EXERCISE:
Scan the data below and pick out the lines containing the word "기인되는".

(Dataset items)
+-------+

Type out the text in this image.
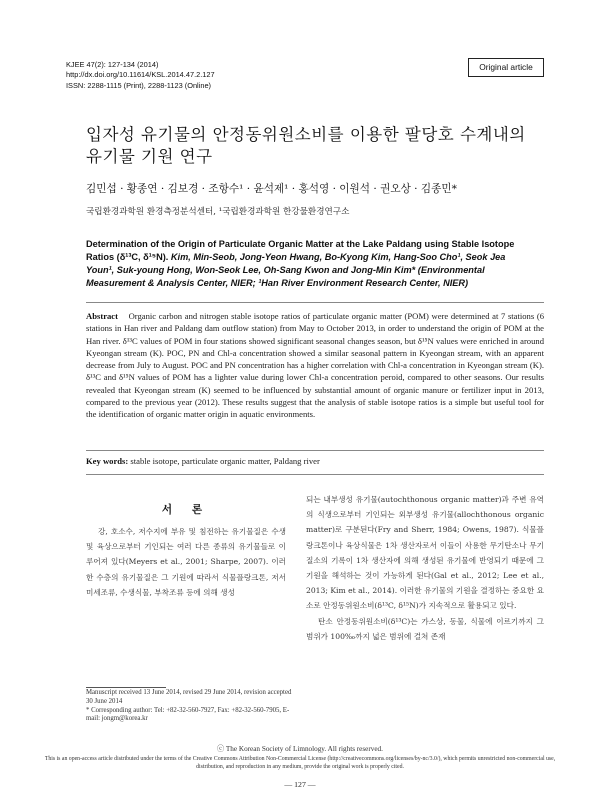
KJEE 47(2): 127-134 (2014)
http://dx.doi.org/10.11614/KSL.2014.47.2.127
ISSN: 2288-1115 (Print), 2288-1123 (Online)
Original article
입자성 유기물의 안정동위원소비를 이용한 팔당호 수계내의
유기물 기원 연구
김민섭 · 황종연 · 김보경 · 조항수¹ · 윤석제¹ · 홍석영 · 이원석 · 권오상 · 김종민*
국립환경과학원 환경측정분석센터, ¹국립환경과학원 한강물환경연구소
Determination of the Origin of Particulate Organic Matter at the Lake Paldang using Stable Isotope Ratios (δ¹³C, δ¹⁵N). Kim, Min-Seob, Jong-Yeon Hwang, Bo-Kyong Kim, Hang-Soo Cho¹, Seok Jea Youn¹, Suk-young Hong, Won-Seok Lee, Oh-Sang Kwon and Jong-Min Kim* (Environmental Measurement & Analysis Center, NIER; ¹Han River Environment Research Center, NIER)
Abstract Organic carbon and nitrogen stable isotope ratios of particulate organic matter (POM) were determined at 7 stations (6 stations in Han river and Paldang dam outflow station) from May to October 2013, in order to understand the origin of POM at the Han river. δ¹³C values of POM in four stations showed significant seasonal changes season, but δ¹⁵N values were enriched in around Kyeongan stream (K). POC, PN and Chl-a concentration showed a similar seasonal pattern in Kyeongan stream, with an apparent decrease from July to August. POC and PN concentration has a higher correlation with Chl-a concentration in Kyeongan stream (K). δ¹³C and δ¹⁵N values of POM has a lighter value during lower Chl-a concentration peroid, compared to other seasons. Our results revealed that Kyeongan stream (K) seemed to be influenced by substantial amount of organic manure or fertilizer input in 2013, compared to the previous year (2012). These results suggest that the analysis of stable isotope ratios is a simple but useful tool for the identification of organic matter origin in aquatic environments.
Key words: stable isotope, particulate organic matter, Paldang river
서 론

강, 호소수, 저수지에 부유 및 침전하는 유기물질은 수생 및 육상으로부터 기인되는 여러 다른 종류의 유기물들로 이루어져 있다(Meyers et al., 2001; Sharpe, 2007). 이러한 수층의 유기물질은 그 기원에 따라서 식물플랑크톤, 저서미세조류, 수생식물, 부착조류 등에 의해 생성

되는 내부생성 유기물(autochthonous organic matter)과 주변 유역의 식생으로부터 기인되는 외부생성 유기물(allochthonous organic matter)로 구분된다(Fry and Sherr, 1984; Owens, 1987). 식물플랑크톤이나 육상식물은 1차 생산자로서 이들이 사용한 무기탄소나 무기질소의 기록이 1차 생산자에 의해 생성된 유기물에 반영되기 때문에 그 기원을 해석하는 것이 가능하게 된다(Gal et al., 2012; Lee et al., 2013; Kim et al., 2014). 이러한 유기물의 기원을 결정하는 중요한 요소로 안정동위원소비(δ¹³C, δ¹⁵N)가 지속적으로 활용되고 있다.

탄소 안정동위원소비(δ¹³C)는 가스상, 동물, 식물에 이르기까지 그 범위가 100‰까지 넓은 범위에 걸쳐 존재

Manuscript received 13 June 2014, revised 29 June 2014, revision accepted 30 June 2014
* Corresponding author: Tel: +82-32-560-7927, Fax: +82-32-560-7905, E-mail: jongm@korea.kr
ⓒ The Korean Society of Limnology. All rights reserved.
This is an open-access article distributed under the terms of the Creative Commons Attribution Non-Commercial License (http://creativecommons.org/licenses/by-nc/3.0/), which permits unrestricted non-commercial use, distribution, and reproduction in any medium, provide the original work is properly cited.
— 127 —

+-------+

EXPECTED OUTPUT:
강, 호소수, 저수지에 부유 및 침전하는 유기물질은 수생 및 육상으로부터 기인되는 여러 다른 종류의 유기물들로 이루어져 있다(Meyers et al., 2001; Sharpe, 2007). 이러한 수층의 유기물질은 그 기원에 따라서 식물플랑크톤, 저서미세조류, 수생식물, 부착조류 등에 의해 생성
되는 내부생성 유기물(autochthonous organic matter)과 주변 유역의 식생으로부터 기인되는 외부생성 유기물(allochthonous organic matter)로 구분된다(Fry and Sherr, 1984; Owens, 1987). 식물플랑크톤이나 육상식물은 1차 생산자로서 이들이 사용한 무기탄소나 무기질소의 기록이 1차 생산자에 의해 생성된 유기물에 반영되기 때문에 그 기원을 해석하는 것이 가능하게 된다(Gal et al., 2012; Lee et al., 2013; Kim et al., 2014). 이러한 유기물의 기원을 결정하는 중요한 요소로 안정동위원소비(δ¹³C, δ¹⁵N)가 지속적으로 활용되고 있다.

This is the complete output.